What the task asks: Return every line below as is, leaving out the pictures.

Input rows:
● ● ●
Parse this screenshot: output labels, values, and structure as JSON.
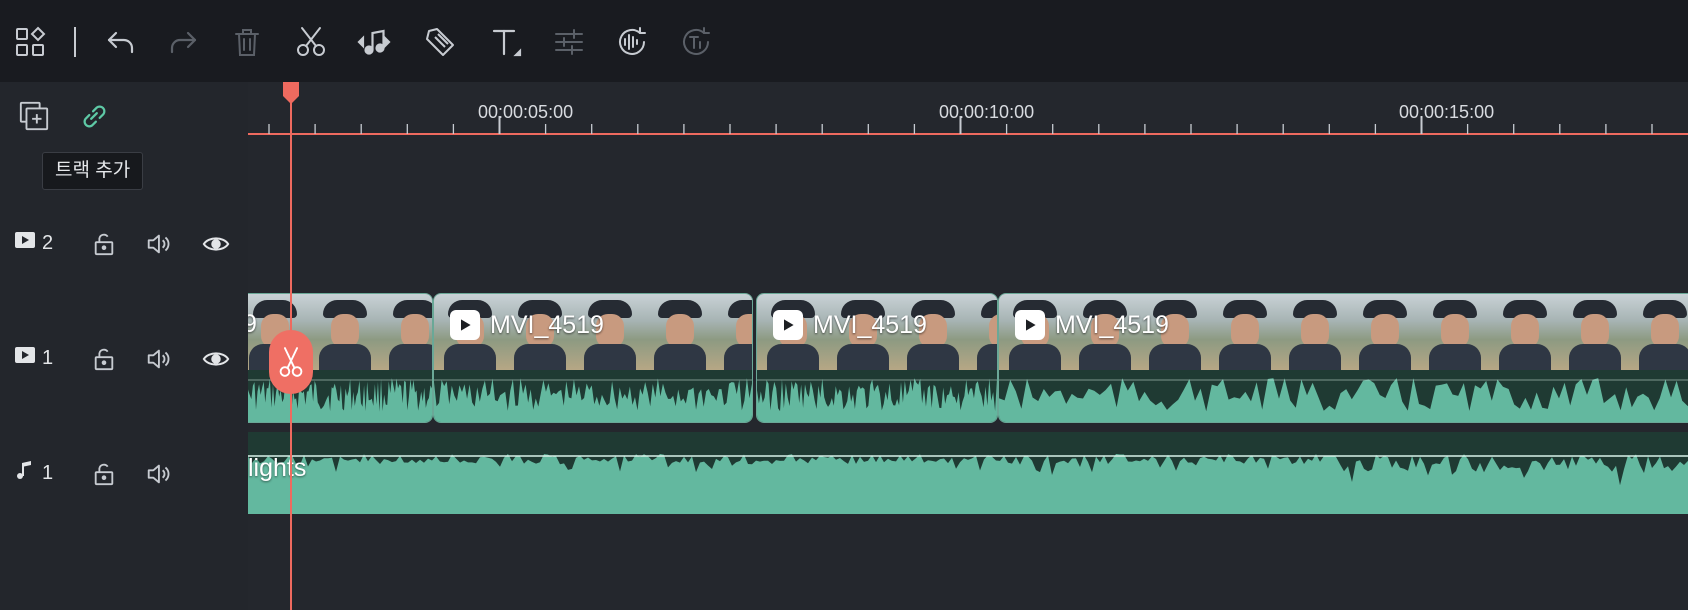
{
  "toolbar": {
    "icons": [
      "grid-layout-icon",
      "undo-icon",
      "redo-icon",
      "delete-icon",
      "split-scissors-icon",
      "audio-music-icon",
      "tag-marker-icon",
      "text-title-icon",
      "adjust-sliders-icon",
      "audio-detect-icon",
      "speech-to-text-icon"
    ]
  },
  "header": {
    "tooltip": "트랙 추가"
  },
  "tracks": {
    "video2": {
      "number": "2"
    },
    "video1": {
      "number": "1"
    },
    "audio1": {
      "number": "1"
    }
  },
  "ruler": {
    "labels": [
      "00:00:05:00",
      "00:00:10:00",
      "00:00:15:00"
    ]
  },
  "clips": {
    "partial_label": "9",
    "clip1_label": "MVI_4519",
    "clip2_label": "MVI_4519",
    "clip3_label": "MVI_4519",
    "audio_label": "lights"
  },
  "colors": {
    "accent_playhead": "#ee6a5f",
    "clip_green": "#5fb29a",
    "link_teal": "#5ec9a6",
    "toolbar_bg": "#191b20"
  }
}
● ● ●
Answer to this exercise:
Parse this screenshot: output labels, values, and structure as JSON.
{
  "toolbar": {
    "icons": [
      "grid-layout-icon",
      "undo-icon",
      "redo-icon",
      "delete-icon",
      "split-scissors-icon",
      "audio-music-icon",
      "tag-marker-icon",
      "text-title-icon",
      "adjust-sliders-icon",
      "audio-detect-icon",
      "speech-to-text-icon"
    ]
  },
  "header": {
    "tooltip": "트랙 추가"
  },
  "tracks": {
    "video2": {
      "number": "2"
    },
    "video1": {
      "number": "1"
    },
    "audio1": {
      "number": "1"
    }
  },
  "ruler": {
    "labels": [
      "00:00:05:00",
      "00:00:10:00",
      "00:00:15:00"
    ]
  },
  "clips": {
    "partial_label": "9",
    "clip1_label": "MVI_4519",
    "clip2_label": "MVI_4519",
    "clip3_label": "MVI_4519",
    "audio_label": "lights"
  },
  "colors": {
    "accent_playhead": "#ee6a5f",
    "clip_green": "#5fb29a",
    "link_teal": "#5ec9a6",
    "toolbar_bg": "#191b20"
  }
}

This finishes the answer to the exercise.